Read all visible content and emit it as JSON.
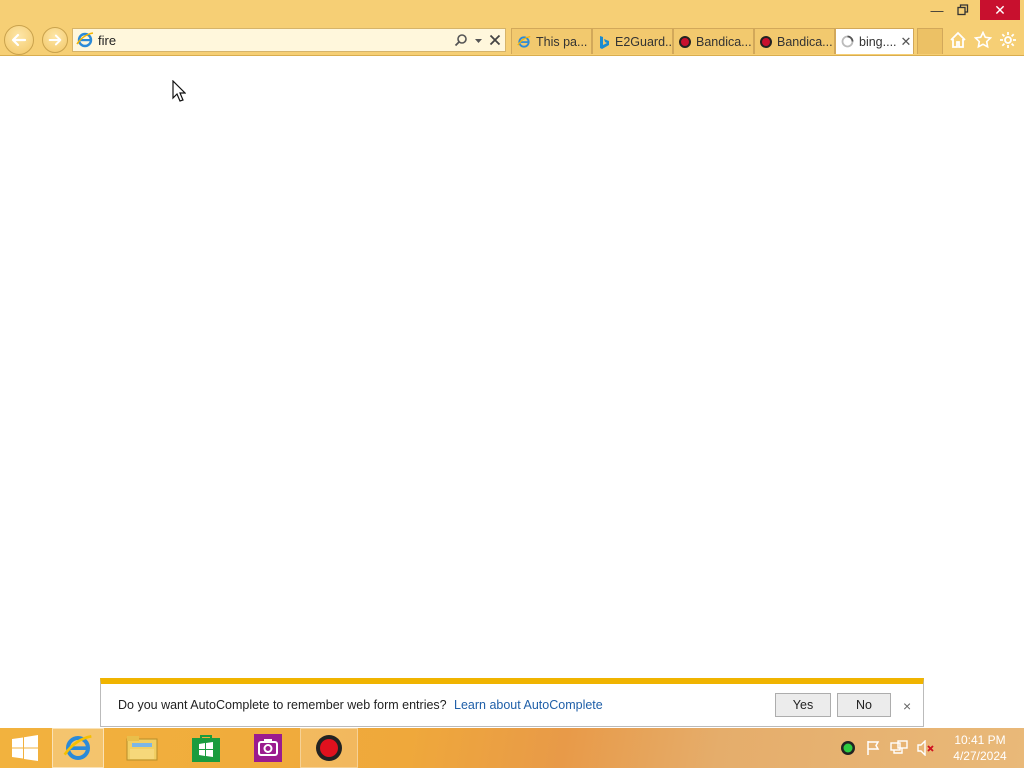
{
  "browser": {
    "address_value": "fire",
    "tabs": [
      {
        "label": "This pa...",
        "icon": "ie-icon",
        "active": false
      },
      {
        "label": "E2Guard...",
        "icon": "bing-icon",
        "active": false
      },
      {
        "label": "Bandica...",
        "icon": "bandicam-icon",
        "active": false
      },
      {
        "label": "Bandica...",
        "icon": "bandicam-icon",
        "active": false
      },
      {
        "label": "bing....",
        "icon": "loading-icon",
        "active": true
      }
    ],
    "window_controls": {
      "minimize": "—",
      "maximize": "❐",
      "close": "✕"
    },
    "tab_close": "✕"
  },
  "notification": {
    "message": "Do you want AutoComplete to remember web form entries?",
    "link": "Learn about AutoComplete",
    "yes_label": "Yes",
    "no_label": "No",
    "close": "×"
  },
  "taskbar": {
    "time": "10:41 PM",
    "date": "4/27/2024",
    "apps": [
      "start-icon",
      "internet-explorer-icon",
      "file-explorer-icon",
      "store-icon",
      "camera-icon",
      "bandicam-icon"
    ],
    "tray": [
      "bandicam-tray-icon",
      "action-center-flag-icon",
      "network-icon",
      "volume-muted-icon"
    ]
  },
  "colors": {
    "chrome_bg": "#f6cf75",
    "accent": "#f0b400",
    "close_red": "#c8102e",
    "link": "#1f5fa8"
  }
}
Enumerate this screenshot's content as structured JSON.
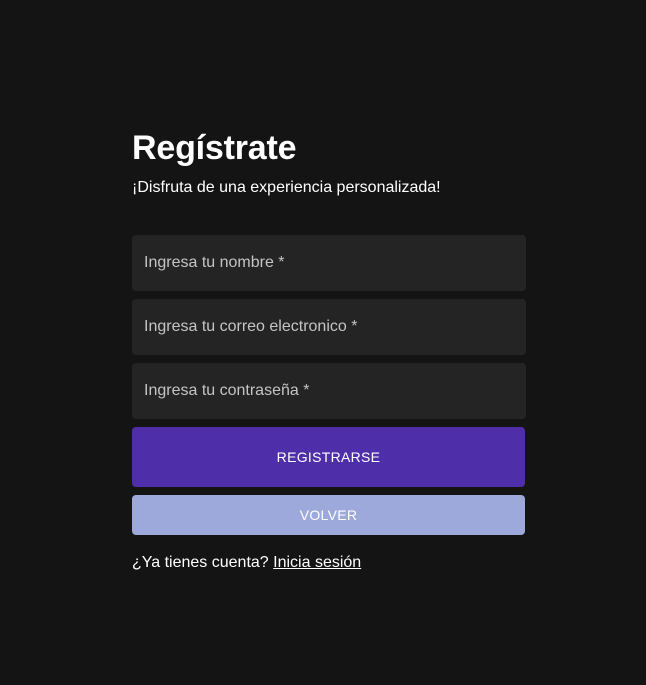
{
  "register": {
    "title": "Regístrate",
    "subtitle": "¡Disfruta de una experiencia personalizada!",
    "fields": {
      "name_placeholder": "Ingresa tu nombre *",
      "email_placeholder": "Ingresa tu correo electronico *",
      "password_placeholder": "Ingresa tu contraseña *"
    },
    "buttons": {
      "register_label": "REGISTRARSE",
      "back_label": "VOLVER"
    },
    "footer": {
      "prompt": "¿Ya tienes cuenta?",
      "login_link": "Inicia sesión"
    }
  },
  "colors": {
    "background": "#141414",
    "field_background": "#242424",
    "primary_button": "#4f2fa9",
    "secondary_button": "#9ea9db"
  }
}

══════

Task statement
Write out all the entries word for word, but skip any images.

Answer for the task
Read all visible content and emit it as JSON.
{
  "browser": {
    "address_value": "fire",
    "tabs": [
      {
        "label": "This pa...",
        "icon": "ie-icon",
        "active": false
      },
      {
        "label": "E2Guard...",
        "icon": "bing-icon",
        "active": false
      },
      {
        "label": "Bandica...",
        "icon": "bandicam-icon",
        "active": false
      },
      {
        "label": "Bandica...",
        "icon": "bandicam-icon",
        "active": false
      },
      {
        "label": "bing....",
        "icon": "loading-icon",
        "active": true
      }
    ],
    "window_controls": {
      "minimize": "—",
      "maximize": "❐",
      "close": "✕"
    },
    "tab_close": "✕"
  },
  "notification": {
    "message": "Do you want AutoComplete to remember web form entries?",
    "link": "Learn about AutoComplete",
    "yes_label": "Yes",
    "no_label": "No",
    "close": "×"
  },
  "taskbar": {
    "time": "10:41 PM",
    "date": "4/27/2024",
    "apps": [
      "start-icon",
      "internet-explorer-icon",
      "file-explorer-icon",
      "store-icon",
      "camera-icon",
      "bandicam-icon"
    ],
    "tray": [
      "bandicam-tray-icon",
      "action-center-flag-icon",
      "network-icon",
      "volume-muted-icon"
    ]
  },
  "colors": {
    "chrome_bg": "#f6cf75",
    "accent": "#f0b400",
    "close_red": "#c8102e",
    "link": "#1f5fa8"
  }
}
Enumerate this screenshot's content as structured JSON.
{
  "register": {
    "title": "Regístrate",
    "subtitle": "¡Disfruta de una experiencia personalizada!",
    "fields": {
      "name_placeholder": "Ingresa tu nombre *",
      "email_placeholder": "Ingresa tu correo electronico *",
      "password_placeholder": "Ingresa tu contraseña *"
    },
    "buttons": {
      "register_label": "REGISTRARSE",
      "back_label": "VOLVER"
    },
    "footer": {
      "prompt": "¿Ya tienes cuenta?",
      "login_link": "Inicia sesión"
    }
  },
  "colors": {
    "background": "#141414",
    "field_background": "#242424",
    "primary_button": "#4f2fa9",
    "secondary_button": "#9ea9db"
  }
}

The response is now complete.